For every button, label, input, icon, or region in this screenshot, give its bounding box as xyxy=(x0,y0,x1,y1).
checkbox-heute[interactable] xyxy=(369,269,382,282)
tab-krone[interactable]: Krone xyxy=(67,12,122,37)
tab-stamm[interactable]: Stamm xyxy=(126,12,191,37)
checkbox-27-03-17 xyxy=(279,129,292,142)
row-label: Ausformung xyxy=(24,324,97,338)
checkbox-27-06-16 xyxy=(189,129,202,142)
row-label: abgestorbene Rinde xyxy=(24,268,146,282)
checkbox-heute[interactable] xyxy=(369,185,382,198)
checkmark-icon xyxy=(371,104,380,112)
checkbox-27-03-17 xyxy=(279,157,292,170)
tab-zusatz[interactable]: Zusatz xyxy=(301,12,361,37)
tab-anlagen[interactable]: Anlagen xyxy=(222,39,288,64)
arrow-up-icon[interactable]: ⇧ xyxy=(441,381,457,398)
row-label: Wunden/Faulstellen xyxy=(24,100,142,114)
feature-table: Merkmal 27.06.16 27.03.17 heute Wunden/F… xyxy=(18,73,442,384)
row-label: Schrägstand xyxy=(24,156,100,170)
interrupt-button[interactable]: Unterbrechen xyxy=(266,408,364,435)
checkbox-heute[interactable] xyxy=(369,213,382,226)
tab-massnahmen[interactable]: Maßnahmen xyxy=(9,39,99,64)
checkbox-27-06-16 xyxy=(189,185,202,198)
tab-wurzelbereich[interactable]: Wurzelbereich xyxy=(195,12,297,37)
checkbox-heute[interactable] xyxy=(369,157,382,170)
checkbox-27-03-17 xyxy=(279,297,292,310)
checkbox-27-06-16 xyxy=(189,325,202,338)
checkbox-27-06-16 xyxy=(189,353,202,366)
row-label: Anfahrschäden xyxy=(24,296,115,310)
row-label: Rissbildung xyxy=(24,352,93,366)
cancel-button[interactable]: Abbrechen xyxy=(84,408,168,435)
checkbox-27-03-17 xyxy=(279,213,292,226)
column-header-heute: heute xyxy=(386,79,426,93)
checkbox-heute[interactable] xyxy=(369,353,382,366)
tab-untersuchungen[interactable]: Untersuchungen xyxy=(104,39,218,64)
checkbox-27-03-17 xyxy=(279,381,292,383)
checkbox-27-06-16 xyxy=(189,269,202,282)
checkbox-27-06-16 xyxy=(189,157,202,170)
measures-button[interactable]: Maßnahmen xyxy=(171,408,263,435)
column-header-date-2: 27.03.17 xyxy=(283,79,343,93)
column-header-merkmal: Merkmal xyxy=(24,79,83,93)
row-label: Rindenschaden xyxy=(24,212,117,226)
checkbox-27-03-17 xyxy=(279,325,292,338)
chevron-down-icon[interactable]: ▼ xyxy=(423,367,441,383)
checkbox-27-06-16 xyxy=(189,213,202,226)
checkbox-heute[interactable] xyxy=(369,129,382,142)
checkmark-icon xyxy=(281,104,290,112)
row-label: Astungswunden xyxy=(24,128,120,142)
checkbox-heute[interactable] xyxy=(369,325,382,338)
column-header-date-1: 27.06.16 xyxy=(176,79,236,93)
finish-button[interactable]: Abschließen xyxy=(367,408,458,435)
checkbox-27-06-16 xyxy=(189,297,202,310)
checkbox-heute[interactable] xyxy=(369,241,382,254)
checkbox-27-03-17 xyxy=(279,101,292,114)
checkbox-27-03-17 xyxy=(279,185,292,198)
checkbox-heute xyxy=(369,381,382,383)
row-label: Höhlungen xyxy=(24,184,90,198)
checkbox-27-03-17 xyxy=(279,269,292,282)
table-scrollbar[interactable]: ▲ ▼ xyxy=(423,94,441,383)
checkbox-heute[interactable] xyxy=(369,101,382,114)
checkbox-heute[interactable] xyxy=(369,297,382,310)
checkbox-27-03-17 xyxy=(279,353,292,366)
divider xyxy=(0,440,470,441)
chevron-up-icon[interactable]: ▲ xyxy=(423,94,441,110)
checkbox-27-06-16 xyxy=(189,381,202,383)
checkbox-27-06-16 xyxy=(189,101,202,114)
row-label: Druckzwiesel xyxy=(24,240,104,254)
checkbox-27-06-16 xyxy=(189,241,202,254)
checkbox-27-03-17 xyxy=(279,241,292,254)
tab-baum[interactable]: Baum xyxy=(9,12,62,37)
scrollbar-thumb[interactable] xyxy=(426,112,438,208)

AIM OF THE TASK:
Return the items verbatim, from the first one through the line containing "checkbox-27-03-17 xyxy=(279,325,292,338)", with both ends included.

EXERCISE RESPONSE:
For every button, label, input, icon, or region in this screenshot, give its bounding box as xyxy=(x0,y0,x1,y1).
checkbox-heute[interactable] xyxy=(369,269,382,282)
tab-krone[interactable]: Krone xyxy=(67,12,122,37)
tab-stamm[interactable]: Stamm xyxy=(126,12,191,37)
checkbox-27-03-17 xyxy=(279,129,292,142)
row-label: Ausformung xyxy=(24,324,97,338)
checkbox-27-06-16 xyxy=(189,129,202,142)
row-label: abgestorbene Rinde xyxy=(24,268,146,282)
checkbox-heute[interactable] xyxy=(369,185,382,198)
checkmark-icon xyxy=(371,104,380,112)
checkbox-27-03-17 xyxy=(279,157,292,170)
tab-zusatz[interactable]: Zusatz xyxy=(301,12,361,37)
tab-anlagen[interactable]: Anlagen xyxy=(222,39,288,64)
arrow-up-icon[interactable]: ⇧ xyxy=(441,381,457,398)
row-label: Wunden/Faulstellen xyxy=(24,100,142,114)
feature-table: Merkmal 27.06.16 27.03.17 heute Wunden/F… xyxy=(18,73,442,384)
row-label: Schrägstand xyxy=(24,156,100,170)
interrupt-button[interactable]: Unterbrechen xyxy=(266,408,364,435)
checkbox-heute[interactable] xyxy=(369,213,382,226)
tab-massnahmen[interactable]: Maßnahmen xyxy=(9,39,99,64)
checkbox-27-06-16 xyxy=(189,185,202,198)
tab-wurzelbereich[interactable]: Wurzelbereich xyxy=(195,12,297,37)
checkbox-heute[interactable] xyxy=(369,157,382,170)
checkbox-27-03-17 xyxy=(279,297,292,310)
checkbox-27-06-16 xyxy=(189,325,202,338)
checkbox-27-06-16 xyxy=(189,353,202,366)
row-label: Anfahrschäden xyxy=(24,296,115,310)
row-label: Rissbildung xyxy=(24,352,93,366)
cancel-button[interactable]: Abbrechen xyxy=(84,408,168,435)
checkbox-27-03-17 xyxy=(279,213,292,226)
column-header-heute: heute xyxy=(386,79,426,93)
checkbox-heute[interactable] xyxy=(369,353,382,366)
tab-untersuchungen[interactable]: Untersuchungen xyxy=(104,39,218,64)
checkbox-27-03-17 xyxy=(279,381,292,383)
checkbox-27-06-16 xyxy=(189,269,202,282)
checkbox-27-06-16 xyxy=(189,157,202,170)
measures-button[interactable]: Maßnahmen xyxy=(171,408,263,435)
column-header-date-2: 27.03.17 xyxy=(283,79,343,93)
column-header-merkmal: Merkmal xyxy=(24,79,83,93)
row-label: Rindenschaden xyxy=(24,212,117,226)
checkbox-27-03-17 xyxy=(279,325,292,338)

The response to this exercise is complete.